=== EXCERPTED TEXT ===
- - - - - - -
A hurried-along ordinance intended to shield more than 30 Los Angeles commercial areas and possibly hundreds of development projects from the restrictions of a slow-growth initiative on the November ballot was given preliminary approval Wednesday by the City Council.
The 9-4 vote came despite an opinion from the city attorney's office that the action would violate the law requiring adequate public hearings.
Supporters of the building limits initiative, including representatives of Westside and Valley homeowners groups, quickly dubbed the council's measure "the Loophole Law." They charged that it was an effort to thwart the wishes of the more than 100,000 residents who signed petitions to place the initiative on the ballot.
"This is a deliberate attempt to undermine and obfuscate the will of the people," said Barbara Blinderman, a spokesman for Not Yet New York, a coalition of community groups fighting to limit development.
But backers of the ordinance argued that it is compatible with the initiative and better balances demands to curb development while allowing growth where it is needed. Leading the push for the ordinance was Council President Pat Russell, supported by Mayor Tom Bradley, business and developer representatives, as well as some council members who have endorsed the initiative.
- - - - - - -
=== REQUIREMENT A ===
In the Los Angeles development ordinance article, swap "homeowners groups" for "neighborhood associations" in the passage starting with "The 9-4 vote" and going on through "on the ballot.".
=== REQUIREMENT B ===
Carry on the Los Angeles development ordinance article from the point where it stops.

(Items from a dataset)
- - - - - - -
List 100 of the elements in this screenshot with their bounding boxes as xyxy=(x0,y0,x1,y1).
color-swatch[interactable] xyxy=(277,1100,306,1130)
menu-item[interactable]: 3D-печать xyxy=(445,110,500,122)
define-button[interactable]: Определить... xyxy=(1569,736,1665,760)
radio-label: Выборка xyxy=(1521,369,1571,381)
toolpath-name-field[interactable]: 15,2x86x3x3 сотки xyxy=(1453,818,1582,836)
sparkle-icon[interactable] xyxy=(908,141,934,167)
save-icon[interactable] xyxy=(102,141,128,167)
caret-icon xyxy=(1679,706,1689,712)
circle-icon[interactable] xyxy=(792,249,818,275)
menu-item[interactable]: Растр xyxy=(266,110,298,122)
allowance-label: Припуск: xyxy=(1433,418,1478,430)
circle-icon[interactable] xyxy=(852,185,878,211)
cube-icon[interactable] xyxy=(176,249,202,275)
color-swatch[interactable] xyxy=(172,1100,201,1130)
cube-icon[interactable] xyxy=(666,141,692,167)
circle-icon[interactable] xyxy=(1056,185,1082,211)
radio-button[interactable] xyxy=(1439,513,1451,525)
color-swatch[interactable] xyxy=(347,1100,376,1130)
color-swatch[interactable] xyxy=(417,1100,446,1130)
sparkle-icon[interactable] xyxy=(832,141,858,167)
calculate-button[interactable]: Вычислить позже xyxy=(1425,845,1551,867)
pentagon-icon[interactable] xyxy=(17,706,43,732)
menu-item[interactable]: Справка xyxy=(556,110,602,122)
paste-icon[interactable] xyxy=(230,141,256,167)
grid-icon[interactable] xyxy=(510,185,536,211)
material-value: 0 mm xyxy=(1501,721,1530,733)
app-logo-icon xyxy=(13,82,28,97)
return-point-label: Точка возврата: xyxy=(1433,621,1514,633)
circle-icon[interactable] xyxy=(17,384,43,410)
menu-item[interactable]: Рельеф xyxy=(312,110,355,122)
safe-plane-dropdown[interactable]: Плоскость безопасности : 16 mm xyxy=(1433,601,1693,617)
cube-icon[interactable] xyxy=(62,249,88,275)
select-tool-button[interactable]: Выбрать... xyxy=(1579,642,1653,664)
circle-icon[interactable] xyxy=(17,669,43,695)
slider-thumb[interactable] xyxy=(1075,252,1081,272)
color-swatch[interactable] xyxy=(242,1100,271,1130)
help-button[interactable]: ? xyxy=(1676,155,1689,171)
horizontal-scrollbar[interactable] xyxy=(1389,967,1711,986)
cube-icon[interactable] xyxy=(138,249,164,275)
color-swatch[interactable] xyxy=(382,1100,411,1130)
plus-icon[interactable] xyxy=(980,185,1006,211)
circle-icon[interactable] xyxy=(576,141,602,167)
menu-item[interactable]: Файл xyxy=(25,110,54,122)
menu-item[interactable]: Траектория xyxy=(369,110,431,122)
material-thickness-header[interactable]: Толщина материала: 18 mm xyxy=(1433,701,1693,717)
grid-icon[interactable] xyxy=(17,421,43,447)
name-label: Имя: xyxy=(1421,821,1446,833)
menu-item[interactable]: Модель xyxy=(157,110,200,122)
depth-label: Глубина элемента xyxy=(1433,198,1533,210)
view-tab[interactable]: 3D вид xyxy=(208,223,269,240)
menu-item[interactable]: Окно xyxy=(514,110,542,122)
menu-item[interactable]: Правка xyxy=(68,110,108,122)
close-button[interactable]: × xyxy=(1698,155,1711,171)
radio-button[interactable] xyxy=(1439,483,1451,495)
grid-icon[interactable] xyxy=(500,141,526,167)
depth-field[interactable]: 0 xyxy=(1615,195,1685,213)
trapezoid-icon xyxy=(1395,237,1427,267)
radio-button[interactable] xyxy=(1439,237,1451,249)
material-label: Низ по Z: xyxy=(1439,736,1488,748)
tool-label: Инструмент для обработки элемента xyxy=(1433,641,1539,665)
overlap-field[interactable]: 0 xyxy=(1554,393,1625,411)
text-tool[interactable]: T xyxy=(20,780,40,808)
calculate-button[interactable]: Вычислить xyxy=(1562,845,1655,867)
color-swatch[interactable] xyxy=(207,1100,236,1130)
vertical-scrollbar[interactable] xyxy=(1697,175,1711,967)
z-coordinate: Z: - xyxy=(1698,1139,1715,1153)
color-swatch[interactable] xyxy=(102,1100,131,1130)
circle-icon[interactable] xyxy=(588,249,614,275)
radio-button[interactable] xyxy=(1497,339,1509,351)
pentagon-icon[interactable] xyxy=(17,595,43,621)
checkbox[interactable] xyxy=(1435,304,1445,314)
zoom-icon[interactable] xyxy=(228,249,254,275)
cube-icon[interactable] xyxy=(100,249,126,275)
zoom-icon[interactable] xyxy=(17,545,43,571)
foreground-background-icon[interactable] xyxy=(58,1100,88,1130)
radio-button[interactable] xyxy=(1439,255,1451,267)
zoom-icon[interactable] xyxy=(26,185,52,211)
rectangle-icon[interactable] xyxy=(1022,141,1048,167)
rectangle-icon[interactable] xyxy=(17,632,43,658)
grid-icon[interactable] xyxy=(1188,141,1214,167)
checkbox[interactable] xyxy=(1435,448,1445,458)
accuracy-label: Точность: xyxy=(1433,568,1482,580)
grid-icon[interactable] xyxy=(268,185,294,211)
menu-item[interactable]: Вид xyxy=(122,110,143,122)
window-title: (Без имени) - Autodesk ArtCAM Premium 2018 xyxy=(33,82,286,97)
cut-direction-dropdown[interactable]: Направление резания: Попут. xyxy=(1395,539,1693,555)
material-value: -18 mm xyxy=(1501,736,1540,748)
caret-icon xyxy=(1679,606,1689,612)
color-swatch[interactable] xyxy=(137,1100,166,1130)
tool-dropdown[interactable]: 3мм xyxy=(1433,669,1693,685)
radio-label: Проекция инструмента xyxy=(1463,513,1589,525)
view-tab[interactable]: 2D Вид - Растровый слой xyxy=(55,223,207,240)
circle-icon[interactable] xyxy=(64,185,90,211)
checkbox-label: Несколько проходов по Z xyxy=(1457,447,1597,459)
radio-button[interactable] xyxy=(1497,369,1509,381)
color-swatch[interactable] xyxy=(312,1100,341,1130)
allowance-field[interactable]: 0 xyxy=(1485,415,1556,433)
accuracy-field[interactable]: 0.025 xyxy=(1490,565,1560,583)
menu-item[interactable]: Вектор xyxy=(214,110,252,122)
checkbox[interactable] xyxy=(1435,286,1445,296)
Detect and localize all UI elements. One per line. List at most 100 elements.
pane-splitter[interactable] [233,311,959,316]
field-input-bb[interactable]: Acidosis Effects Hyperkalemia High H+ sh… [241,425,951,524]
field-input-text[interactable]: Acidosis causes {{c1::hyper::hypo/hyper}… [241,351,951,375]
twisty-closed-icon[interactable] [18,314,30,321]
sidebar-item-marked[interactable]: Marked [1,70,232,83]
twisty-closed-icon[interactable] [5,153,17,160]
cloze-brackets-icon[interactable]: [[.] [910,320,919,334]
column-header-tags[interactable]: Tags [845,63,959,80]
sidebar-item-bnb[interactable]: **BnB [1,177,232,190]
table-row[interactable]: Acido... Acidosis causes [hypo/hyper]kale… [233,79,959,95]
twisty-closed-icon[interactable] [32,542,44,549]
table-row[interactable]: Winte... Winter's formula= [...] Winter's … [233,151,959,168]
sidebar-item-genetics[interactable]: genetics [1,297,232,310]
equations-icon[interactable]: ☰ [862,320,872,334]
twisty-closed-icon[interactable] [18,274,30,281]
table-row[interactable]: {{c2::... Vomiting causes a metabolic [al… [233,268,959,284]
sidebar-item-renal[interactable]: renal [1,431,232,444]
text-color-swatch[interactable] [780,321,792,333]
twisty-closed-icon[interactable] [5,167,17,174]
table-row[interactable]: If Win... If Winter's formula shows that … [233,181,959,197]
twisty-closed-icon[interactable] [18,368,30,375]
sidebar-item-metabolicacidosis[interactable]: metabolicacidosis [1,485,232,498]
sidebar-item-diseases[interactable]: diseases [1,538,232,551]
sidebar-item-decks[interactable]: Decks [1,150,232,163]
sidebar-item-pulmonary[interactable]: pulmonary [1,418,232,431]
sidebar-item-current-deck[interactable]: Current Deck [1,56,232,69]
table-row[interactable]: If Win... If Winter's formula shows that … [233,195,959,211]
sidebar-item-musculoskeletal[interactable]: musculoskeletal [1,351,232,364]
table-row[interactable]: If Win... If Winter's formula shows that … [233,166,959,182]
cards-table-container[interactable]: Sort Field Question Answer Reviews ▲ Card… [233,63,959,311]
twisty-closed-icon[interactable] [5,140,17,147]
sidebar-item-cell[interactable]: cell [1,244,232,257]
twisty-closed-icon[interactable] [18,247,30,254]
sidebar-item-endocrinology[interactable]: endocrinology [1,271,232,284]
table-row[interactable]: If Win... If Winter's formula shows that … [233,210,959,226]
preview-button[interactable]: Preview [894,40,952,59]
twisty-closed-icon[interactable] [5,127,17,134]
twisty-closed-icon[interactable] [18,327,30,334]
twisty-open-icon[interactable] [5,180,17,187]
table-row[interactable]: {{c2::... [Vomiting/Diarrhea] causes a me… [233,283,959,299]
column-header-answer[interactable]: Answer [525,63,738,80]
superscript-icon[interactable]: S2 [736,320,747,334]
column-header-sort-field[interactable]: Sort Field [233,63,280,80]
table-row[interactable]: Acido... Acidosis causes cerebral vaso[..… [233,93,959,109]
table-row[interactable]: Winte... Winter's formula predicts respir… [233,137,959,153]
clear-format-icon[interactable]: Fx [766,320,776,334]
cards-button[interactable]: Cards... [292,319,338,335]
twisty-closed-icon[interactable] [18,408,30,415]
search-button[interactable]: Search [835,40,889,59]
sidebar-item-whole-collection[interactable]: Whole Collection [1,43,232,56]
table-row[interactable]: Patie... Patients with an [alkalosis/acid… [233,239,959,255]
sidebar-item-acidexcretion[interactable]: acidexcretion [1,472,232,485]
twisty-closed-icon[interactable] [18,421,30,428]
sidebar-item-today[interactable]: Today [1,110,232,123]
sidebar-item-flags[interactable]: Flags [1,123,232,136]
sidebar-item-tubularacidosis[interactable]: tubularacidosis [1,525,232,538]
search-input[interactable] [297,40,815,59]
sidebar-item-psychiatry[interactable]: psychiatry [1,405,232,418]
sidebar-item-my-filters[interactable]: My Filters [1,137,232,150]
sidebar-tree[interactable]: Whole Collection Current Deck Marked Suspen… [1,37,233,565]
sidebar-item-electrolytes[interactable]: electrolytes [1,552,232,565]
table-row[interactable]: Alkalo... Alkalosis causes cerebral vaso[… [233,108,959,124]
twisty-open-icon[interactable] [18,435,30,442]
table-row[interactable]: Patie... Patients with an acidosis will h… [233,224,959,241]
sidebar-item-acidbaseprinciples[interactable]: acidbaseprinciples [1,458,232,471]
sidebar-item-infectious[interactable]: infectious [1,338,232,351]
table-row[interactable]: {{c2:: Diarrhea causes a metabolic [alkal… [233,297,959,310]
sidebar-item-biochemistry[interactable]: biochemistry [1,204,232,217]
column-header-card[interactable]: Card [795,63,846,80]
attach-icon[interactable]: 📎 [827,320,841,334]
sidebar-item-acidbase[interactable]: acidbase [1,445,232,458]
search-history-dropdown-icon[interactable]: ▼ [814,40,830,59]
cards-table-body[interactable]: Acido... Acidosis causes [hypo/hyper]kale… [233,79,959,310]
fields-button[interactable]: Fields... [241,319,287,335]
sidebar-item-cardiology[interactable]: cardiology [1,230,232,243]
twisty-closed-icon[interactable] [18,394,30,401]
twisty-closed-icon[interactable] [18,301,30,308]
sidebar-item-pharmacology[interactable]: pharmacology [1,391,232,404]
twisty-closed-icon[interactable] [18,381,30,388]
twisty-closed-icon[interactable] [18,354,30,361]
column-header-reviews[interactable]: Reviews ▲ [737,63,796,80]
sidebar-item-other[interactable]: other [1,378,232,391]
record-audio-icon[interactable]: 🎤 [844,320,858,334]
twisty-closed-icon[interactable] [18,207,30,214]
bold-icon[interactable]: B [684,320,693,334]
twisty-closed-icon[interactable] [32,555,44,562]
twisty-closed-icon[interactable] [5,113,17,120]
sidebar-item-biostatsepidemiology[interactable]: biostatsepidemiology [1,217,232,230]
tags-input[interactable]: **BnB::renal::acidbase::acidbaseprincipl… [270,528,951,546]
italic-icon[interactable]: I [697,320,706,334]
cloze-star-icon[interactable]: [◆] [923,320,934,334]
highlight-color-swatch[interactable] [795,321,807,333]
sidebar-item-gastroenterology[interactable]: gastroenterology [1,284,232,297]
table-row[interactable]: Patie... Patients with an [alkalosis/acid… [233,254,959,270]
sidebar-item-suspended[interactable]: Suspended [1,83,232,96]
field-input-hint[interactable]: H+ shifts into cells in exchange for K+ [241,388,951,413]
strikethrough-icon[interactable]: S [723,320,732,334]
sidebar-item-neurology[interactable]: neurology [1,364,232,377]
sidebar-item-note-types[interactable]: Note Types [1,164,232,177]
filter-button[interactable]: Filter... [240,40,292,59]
- - - - - - -
=== RESPONSE AREA A ===
The 9-4 vote came despite an opinion from the city attorney's office that the action would violate the law requiring adequate public hearings.
Supporters of the building limits initiative, including representatives of Westside and Valley neighborhood associations, quickly dubbed the council's measure "the Loophole Law." They charged that it was an effort to thwart the wishes of the more than 100,000 residents who signed petitions to place the initiative on the ballot.

=== RESPONSE AREA B ===
The building limits initiative, sponsored by council members Zev Yaroslavsky and Marvin Braude, would slash by 50% the allowable size of new buildings on about 85% of the city's commercial and industrial property. It would not apply to most residential projects or commercial development in areas reserved for intense development, such as downtown, Hollywood, and the Wilshire corridor.
The ballot measure was the outgrowth of increasing complaints by residential groups about mid- and high-rise office buildings intruding on their neighborhoods, as well as the added traffic congestion.
Like the initiative, the council ordinance roll backs commercial development in much of the city and also offers some added protections, such as height limits on buildings near residential areas.
But it also attempts to increase the areas and individual projects that would escape the initiative's limits. For one, it exempts all projects approved by the council since January, 1983, but not yet built, as well as projects with plans pending approval in the Planning Department. City officials say they do not know how many projects would be exempted by those provisions, although some city planners estimate it could be several hundred.
In addition, the council measure uses an unusual procedural device--relabeling properties with new zoning designations--to try to deflect the initiative's restrictions from a series of commercial centers, redevelopment projects and so-called "enterprise zones" where development is being encouraged in low-income areas.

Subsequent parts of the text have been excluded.